#### WHAT YOU WILL DO
Copy the entries below exactly. Images do not belong in the copy.
[Start DATA PROVIDED]
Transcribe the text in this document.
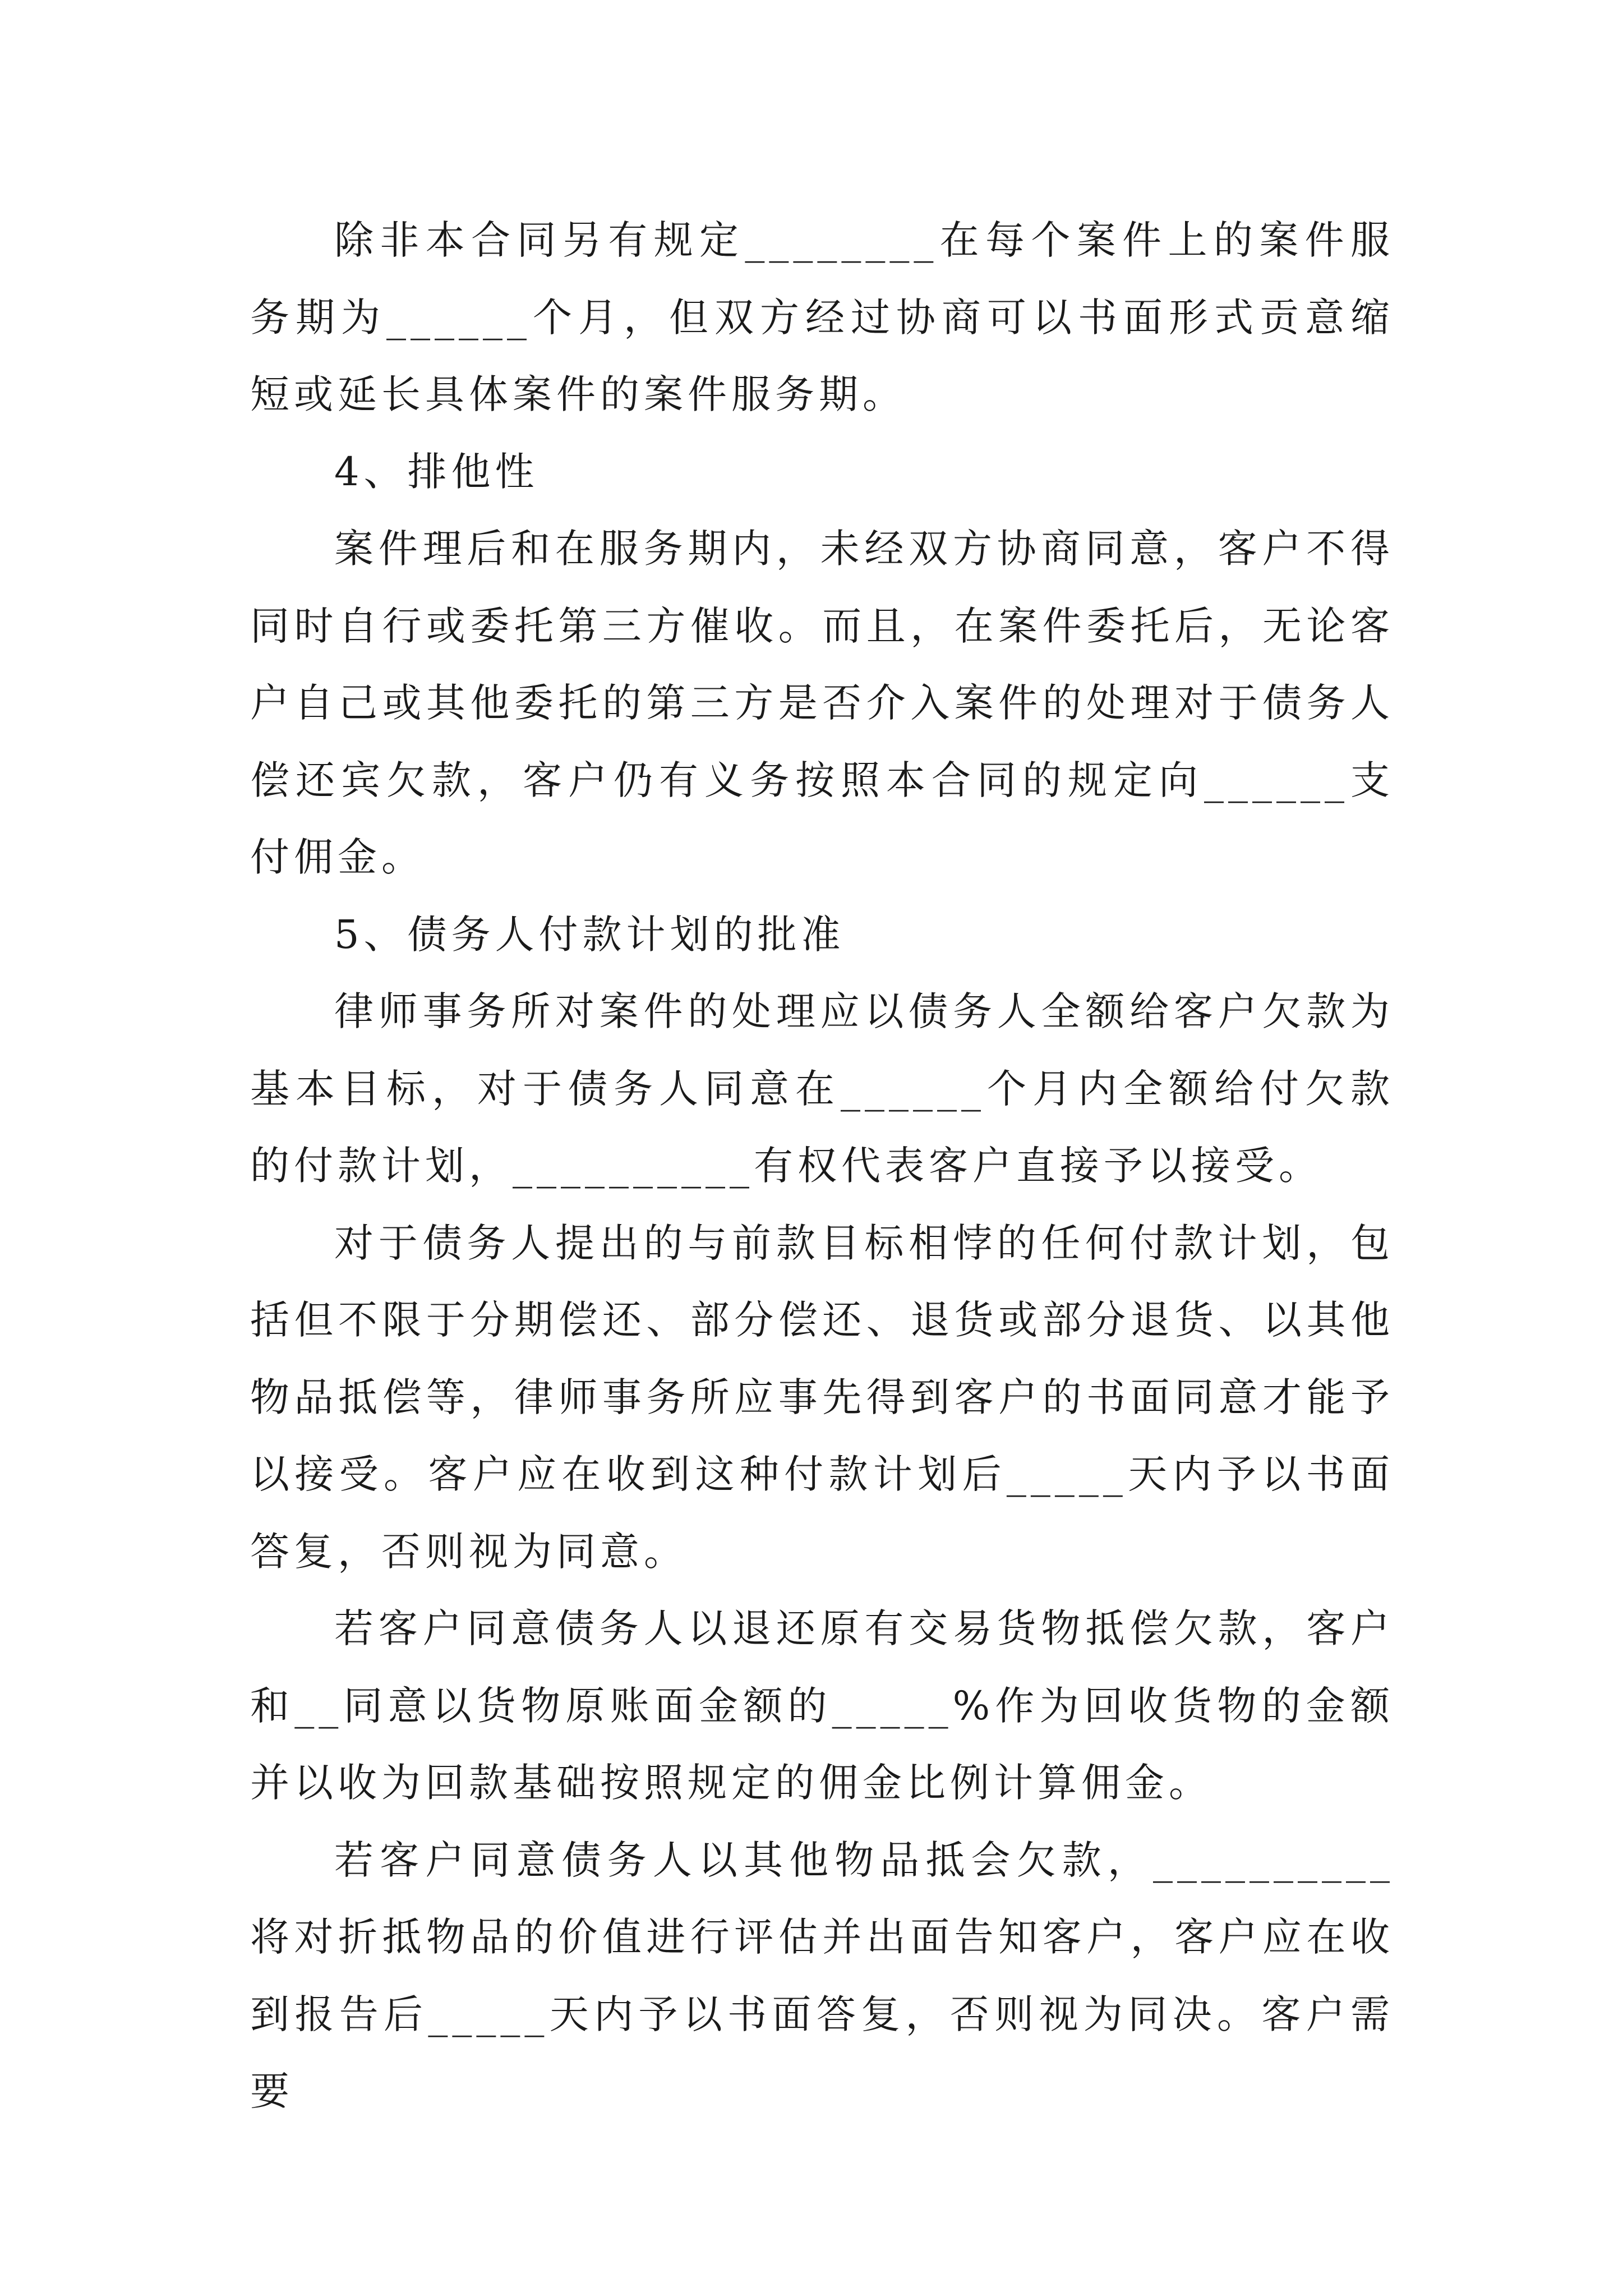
除非本合同另有规定________在每个案件上的案件服务期为______个月，但双方经过协商可以书面形式贡意缩短或延长具体案件的案件服务期。

4、排他性

案件理后和在服务期内，未经双方协商同意，客户不得同时自行或委托第三方催收。而且，在案件委托后，无论客户自己或其他委托的第三方是否介入案件的处理对于债务人偿还宾欠款，客户仍有义务按照本合同的规定向______支付佣金。

5、债务人付款计划的批准

律师事务所对案件的处理应以债务人全额给客户欠款为基本目标，对于债务人同意在______个月内全额给付欠款的付款计划，__________有权代表客户直接予以接受。

对于债务人提出的与前款目标相悖的任何付款计划，包括但不限于分期偿还、部分偿还、退货或部分退货、以其他物品抵偿等，律师事务所应事先得到客户的书面同意才能予以接受。客户应在收到这种付款计划后_____天内予以书面答复，否则视为同意。

若客户同意债务人以退还原有交易货物抵偿欠款，客户和__同意以货物原账面金额的_____%作为回收货物的金额并以收为回款基础按照规定的佣金比例计算佣金。

若客户同意债务人以其他物品抵会欠款，__________将对折抵物品的价值进行评估并出面告知客户，客户应在收到报告后_____天内予以书面答复，否则视为同决。客户需要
[End DATA PROVIDED]
#### OUTPUT OF THE TASK
Transcribe the text in this document.
除非本合同另有规定________在每个案件上的案件服务期为______个月，但双方经过协商可以书面形式贡意缩短或延长具体案件的案件服务期。

4、排他性

案件理后和在服务期内，未经双方协商同意，客户不得同时自行或委托第三方催收。而且，在案件委托后，无论客户自己或其他委托的第三方是否介入案件的处理对于债务人偿还宾欠款，客户仍有义务按照本合同的规定向______支付佣金。

5、债务人付款计划的批准

律师事务所对案件的处理应以债务人全额给客户欠款为基本目标，对于债务人同意在______个月内全额给付欠款的付款计划，__________有权代表客户直接予以接受。

对于债务人提出的与前款目标相悖的任何付款计划，包括但不限于分期偿还、部分偿还、退货或部分退货、以其他物品抵偿等，律师事务所应事先得到客户的书面同意才能予以接受。客户应在收到这种付款计划后_____天内予以书面答复，否则视为同意。

若客户同意债务人以退还原有交易货物抵偿欠款，客户和__同意以货物原账面金额的_____%作为回收货物的金额并以收为回款基础按照规定的佣金比例计算佣金。

若客户同意债务人以其他物品抵会欠款，__________将对折抵物品的价值进行评估并出面告知客户，客户应在收到报告后_____天内予以书面答复，否则视为同决。客户需要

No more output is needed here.